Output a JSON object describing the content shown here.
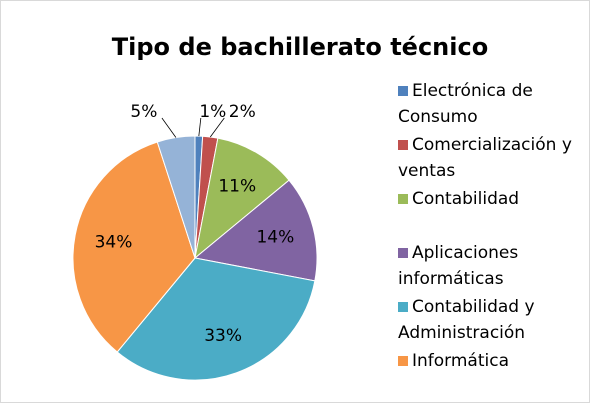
{
  "chart_data": {
    "type": "pie",
    "title": "Tipo de bachillerato técnico",
    "categories": [
      "Electrónica de Consumo",
      "Comercialización y ventas",
      "Contabilidad",
      "Aplicaciones informáticas",
      "Contabilidad y Administración",
      "Informática",
      null
    ],
    "values": [
      1,
      2,
      11,
      14,
      33,
      34,
      5
    ],
    "colors": [
      "#4f81bd",
      "#c0504d",
      "#9bbb59",
      "#8064a2",
      "#4bacc6",
      "#f79646",
      "#95b3d7"
    ]
  }
}
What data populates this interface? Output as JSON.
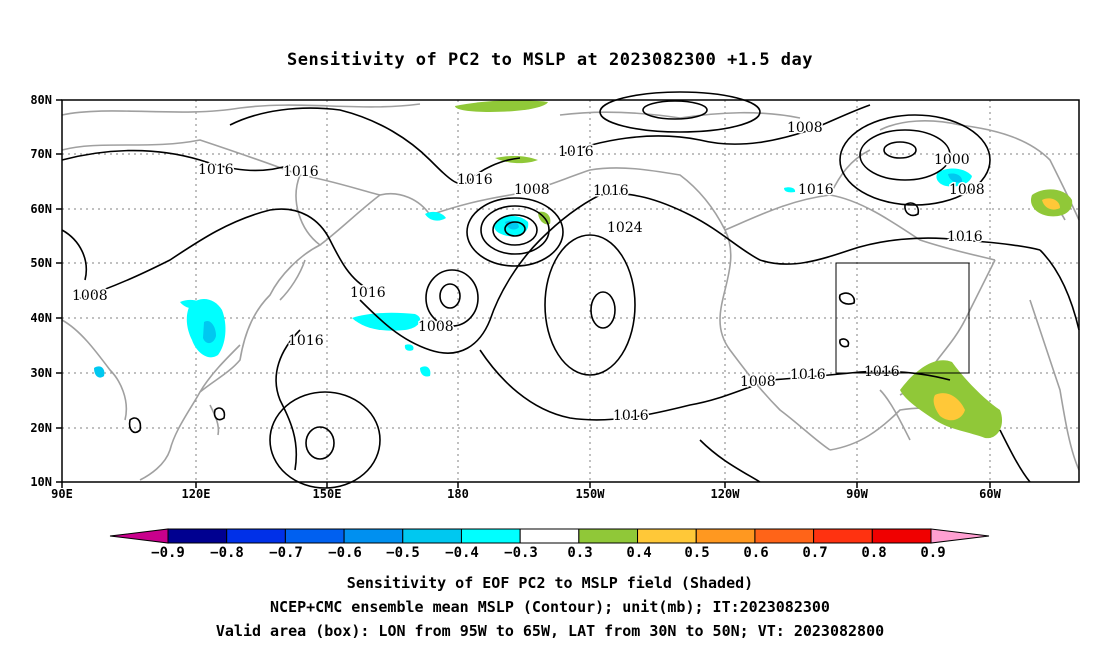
{
  "title": "Sensitivity of PC2 to MSLP at 2023082300 +1.5 day",
  "lat_labels": [
    "80N",
    "70N",
    "60N",
    "50N",
    "40N",
    "30N",
    "20N",
    "10N"
  ],
  "lon_labels": [
    "90E",
    "120E",
    "150E",
    "180",
    "150W",
    "120W",
    "90W",
    "60W"
  ],
  "contour_labels": [
    {
      "text": "1016",
      "role": "isobar"
    },
    {
      "text": "1016",
      "role": "isobar"
    },
    {
      "text": "1016",
      "role": "isobar"
    },
    {
      "text": "1008",
      "role": "isobar"
    },
    {
      "text": "1016",
      "role": "isobar"
    },
    {
      "text": "1024",
      "role": "isobar"
    },
    {
      "text": "1008",
      "role": "isobar"
    },
    {
      "text": "1016",
      "role": "isobar"
    },
    {
      "text": "1008",
      "role": "isobar"
    },
    {
      "text": "1000",
      "role": "isobar"
    },
    {
      "text": "1008",
      "role": "isobar"
    },
    {
      "text": "1016",
      "role": "isobar"
    },
    {
      "text": "1016",
      "role": "isobar"
    },
    {
      "text": "1008",
      "role": "isobar"
    },
    {
      "text": "1016",
      "role": "isobar"
    },
    {
      "text": "1008",
      "role": "isobar"
    },
    {
      "text": "1016",
      "role": "isobar"
    },
    {
      "text": "1016",
      "role": "isobar"
    },
    {
      "text": "1016",
      "role": "isobar"
    },
    {
      "text": "1016",
      "role": "isobar"
    }
  ],
  "colorbar": {
    "labels": [
      "−0.9",
      "−0.8",
      "−0.7",
      "−0.6",
      "−0.5",
      "−0.4",
      "−0.3",
      "0.3",
      "0.4",
      "0.5",
      "0.6",
      "0.7",
      "0.8",
      "0.9"
    ],
    "colors": [
      "#000090",
      "#0030e8",
      "#0060f0",
      "#0090f0",
      "#00c8f0",
      "#00ffff",
      "#ffffff",
      "#90c838",
      "#ffc838",
      "#ff9820",
      "#ff6418",
      "#ff3210",
      "#f00000"
    ],
    "low_arrow_color": "#c8008c",
    "high_arrow_color": "#ffa0d2"
  },
  "captions": [
    "Sensitivity of EOF PC2 to MSLP field (Shaded)",
    "NCEP+CMC ensemble mean MSLP (Contour); unit(mb); IT:2023082300",
    "Valid area (box): LON from 95W to 65W, LAT from 30N to 50N; VT: 2023082800"
  ],
  "colors": {
    "contour": "#000000",
    "coast": "#a0a0a0",
    "grid": "#808080",
    "neg_shade": "#00ffff",
    "neg_shade_strong": "#00c8f0",
    "pos_shade": "#90c838",
    "pos_shade_strong": "#ffc838"
  }
}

######

▶ Instructions for the task
Filter the entries and copy out every line with the word "Output".

▶ Exercise answer
Output a JSON object describing the content shown here.
What data populates this interface? Output as JSON.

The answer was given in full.